● TO DO: Below are the records. List every line holding the word "Alejandro".

● DATASET EXCERPTS:

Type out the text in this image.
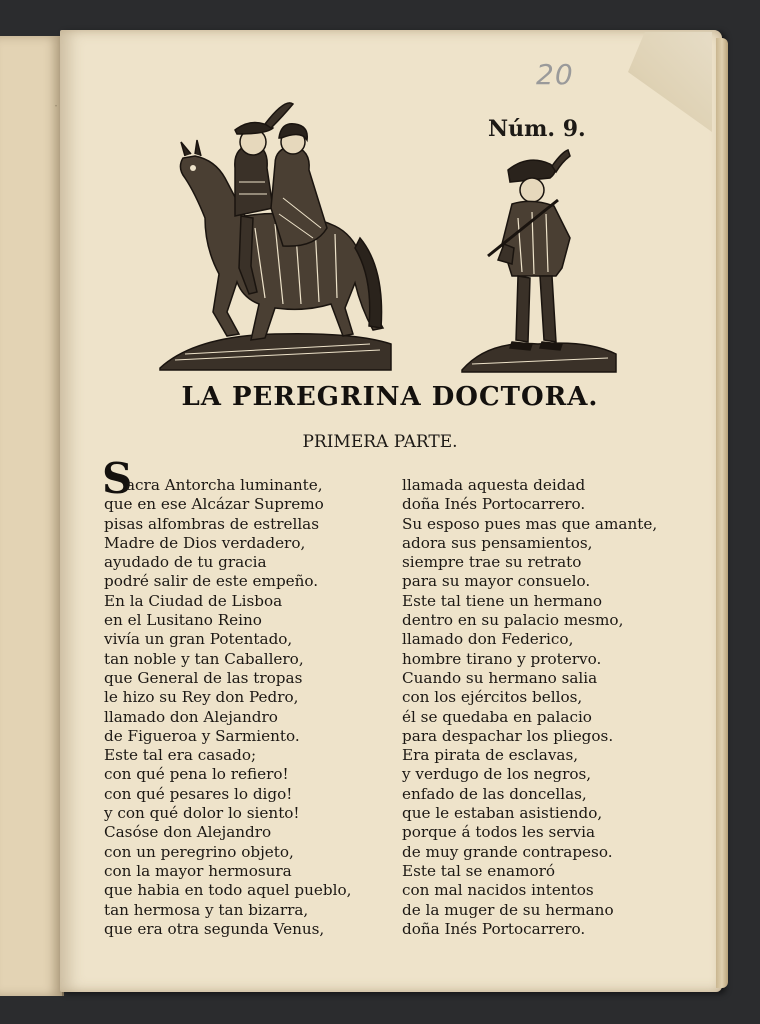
·
20
Núm. 9.
LA PEREGRINA DOCTORA.
PRIMERA PARTE.
S
acra Antorcha luminante,
que en ese Alcázar Supremo
pisas alfombras de estrellas
Madre de Dios verdadero,
ayudado de tu gracia
podré salir de este empeño.
En la Ciudad de Lisboa
en el Lusitano Reino
vivía un gran Potentado,
tan noble y tan Caballero,
que General de las tropas
le hizo su Rey don Pedro,
llamado don Alejandro
de Figueroa y Sarmiento.
Este tal era casado;
con qué pena lo refiero!
con qué pesares lo digo!
y con qué dolor lo siento!
Casóse don Alejandro
con un peregrino objeto,
con la mayor hermosura
que habia en todo aquel pueblo,
tan hermosa y tan bizarra,
que era otra segunda Venus,
llamada aquesta deidad
doña Inés Portocarrero.
Su esposo pues mas que amante,
adora sus pensamientos,
siempre trae su retrato
para su mayor consuelo.
Este tal tiene un hermano
dentro en su palacio mesmo,
llamado don Federico,
hombre tirano y protervo.
Cuando su hermano salia
con los ejércitos bellos,
él se quedaba en palacio
para despachar los pliegos.
Era pirata de esclavas,
y verdugo de los negros,
enfado de las doncellas,
que le estaban asistiendo,
porque á todos les servia
de muy grande contrapeso.
Este tal se enamoró
con mal nacidos intentos
de la muger de su hermano
doña Inés Portocarrero.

● SOLUTION:
llamado don Alejandro
Casóse don Alejandro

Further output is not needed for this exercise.